Instructions for the task: Give every line below again, exactly.

>> START

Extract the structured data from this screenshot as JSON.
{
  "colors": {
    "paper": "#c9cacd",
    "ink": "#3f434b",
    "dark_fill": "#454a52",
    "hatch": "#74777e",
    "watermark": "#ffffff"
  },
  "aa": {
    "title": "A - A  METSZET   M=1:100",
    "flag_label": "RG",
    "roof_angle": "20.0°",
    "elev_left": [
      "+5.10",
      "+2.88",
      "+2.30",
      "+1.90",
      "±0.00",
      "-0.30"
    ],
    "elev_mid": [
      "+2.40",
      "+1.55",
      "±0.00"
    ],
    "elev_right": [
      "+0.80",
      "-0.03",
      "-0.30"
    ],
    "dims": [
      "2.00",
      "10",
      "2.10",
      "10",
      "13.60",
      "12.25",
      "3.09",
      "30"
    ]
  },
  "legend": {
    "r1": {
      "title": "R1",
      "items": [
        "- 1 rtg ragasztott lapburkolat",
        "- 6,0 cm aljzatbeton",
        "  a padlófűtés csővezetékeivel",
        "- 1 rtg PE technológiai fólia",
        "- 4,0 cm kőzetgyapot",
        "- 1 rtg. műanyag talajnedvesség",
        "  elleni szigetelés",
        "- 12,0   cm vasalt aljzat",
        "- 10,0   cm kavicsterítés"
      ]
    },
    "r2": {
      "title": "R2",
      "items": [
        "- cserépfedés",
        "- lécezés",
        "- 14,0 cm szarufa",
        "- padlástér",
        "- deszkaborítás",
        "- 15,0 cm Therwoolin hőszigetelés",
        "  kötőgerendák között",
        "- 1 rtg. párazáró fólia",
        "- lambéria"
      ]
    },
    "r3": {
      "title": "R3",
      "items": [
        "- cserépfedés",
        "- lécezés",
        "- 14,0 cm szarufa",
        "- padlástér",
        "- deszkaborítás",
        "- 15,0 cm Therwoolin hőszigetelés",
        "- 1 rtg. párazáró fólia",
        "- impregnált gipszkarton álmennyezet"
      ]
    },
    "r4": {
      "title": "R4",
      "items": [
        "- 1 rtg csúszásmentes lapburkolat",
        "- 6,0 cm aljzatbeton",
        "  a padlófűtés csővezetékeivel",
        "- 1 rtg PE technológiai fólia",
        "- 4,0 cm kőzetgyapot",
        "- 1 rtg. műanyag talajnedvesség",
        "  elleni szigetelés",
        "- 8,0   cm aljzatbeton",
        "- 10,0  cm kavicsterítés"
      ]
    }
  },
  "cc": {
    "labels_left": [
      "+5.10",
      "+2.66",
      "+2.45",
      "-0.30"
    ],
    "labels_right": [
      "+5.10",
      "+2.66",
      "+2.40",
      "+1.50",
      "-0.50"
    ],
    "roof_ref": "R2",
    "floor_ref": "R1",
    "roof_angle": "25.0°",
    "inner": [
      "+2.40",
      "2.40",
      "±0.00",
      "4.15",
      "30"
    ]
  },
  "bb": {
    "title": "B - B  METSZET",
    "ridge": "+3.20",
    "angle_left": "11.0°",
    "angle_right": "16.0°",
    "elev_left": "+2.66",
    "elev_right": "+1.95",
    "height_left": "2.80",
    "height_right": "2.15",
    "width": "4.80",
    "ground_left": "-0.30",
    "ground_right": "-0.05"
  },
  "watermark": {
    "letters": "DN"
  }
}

>> END

Task response:
Extract the structured data from this screenshot as JSON.
{
  "colors": {
    "paper": "#c9cacd",
    "ink": "#3f434b",
    "dark_fill": "#454a52",
    "hatch": "#74777e",
    "watermark": "#ffffff"
  },
  "aa": {
    "title": "A - A  METSZET   M=1:100",
    "flag_label": "RG",
    "roof_angle": "20.0°",
    "elev_left": [
      "+5.10",
      "+2.88",
      "+2.30",
      "+1.90",
      "±0.00",
      "-0.30"
    ],
    "elev_mid": [
      "+2.40",
      "+1.55",
      "±0.00"
    ],
    "elev_right": [
      "+0.80",
      "-0.03",
      "-0.30"
    ],
    "dims": [
      "2.00",
      "10",
      "2.10",
      "10",
      "13.60",
      "12.25",
      "3.09",
      "30"
    ]
  },
  "legend": {
    "r1": {
      "title": "R1",
      "items": [
        "- 1 rtg ragasztott lapburkolat",
        "- 6,0 cm aljzatbeton",
        "  a padlófűtés csővezetékeivel",
        "- 1 rtg PE technológiai fólia",
        "- 4,0 cm kőzetgyapot",
        "- 1 rtg. műanyag talajnedvesség",
        "  elleni szigetelés",
        "- 12,0   cm vasalt aljzat",
        "- 10,0   cm kavicsterítés"
      ]
    },
    "r2": {
      "title": "R2",
      "items": [
        "- cserépfedés",
        "- lécezés",
        "- 14,0 cm szarufa",
        "- padlástér",
        "- deszkaborítás",
        "- 15,0 cm Therwoolin hőszigetelés",
        "  kötőgerendák között",
        "- 1 rtg. párazáró fólia",
        "- lambéria"
      ]
    },
    "r3": {
      "title": "R3",
      "items": [
        "- cserépfedés",
        "- lécezés",
        "- 14,0 cm szarufa",
        "- padlástér",
        "- deszkaborítás",
        "- 15,0 cm Therwoolin hőszigetelés",
        "- 1 rtg. párazáró fólia",
        "- impregnált gipszkarton álmennyezet"
      ]
    },
    "r4": {
      "title": "R4",
      "items": [
        "- 1 rtg csúszásmentes lapburkolat",
        "- 6,0 cm aljzatbeton",
        "  a padlófűtés csővezetékeivel",
        "- 1 rtg PE technológiai fólia",
        "- 4,0 cm kőzetgyapot",
        "- 1 rtg. műanyag talajnedvesség",
        "  elleni szigetelés",
        "- 8,0   cm aljzatbeton",
        "- 10,0  cm kavicsterítés"
      ]
    }
  },
  "cc": {
    "labels_left": [
      "+5.10",
      "+2.66",
      "+2.45",
      "-0.30"
    ],
    "labels_right": [
      "+5.10",
      "+2.66",
      "+2.40",
      "+1.50",
      "-0.50"
    ],
    "roof_ref": "R2",
    "floor_ref": "R1",
    "roof_angle": "25.0°",
    "inner": [
      "+2.40",
      "2.40",
      "±0.00",
      "4.15",
      "30"
    ]
  },
  "bb": {
    "title": "B - B  METSZET",
    "ridge": "+3.20",
    "angle_left": "11.0°",
    "angle_right": "16.0°",
    "elev_left": "+2.66",
    "elev_right": "+1.95",
    "height_left": "2.80",
    "height_right": "2.15",
    "width": "4.80",
    "ground_left": "-0.30",
    "ground_right": "-0.05"
  },
  "watermark": {
    "letters": "DN"
  }
}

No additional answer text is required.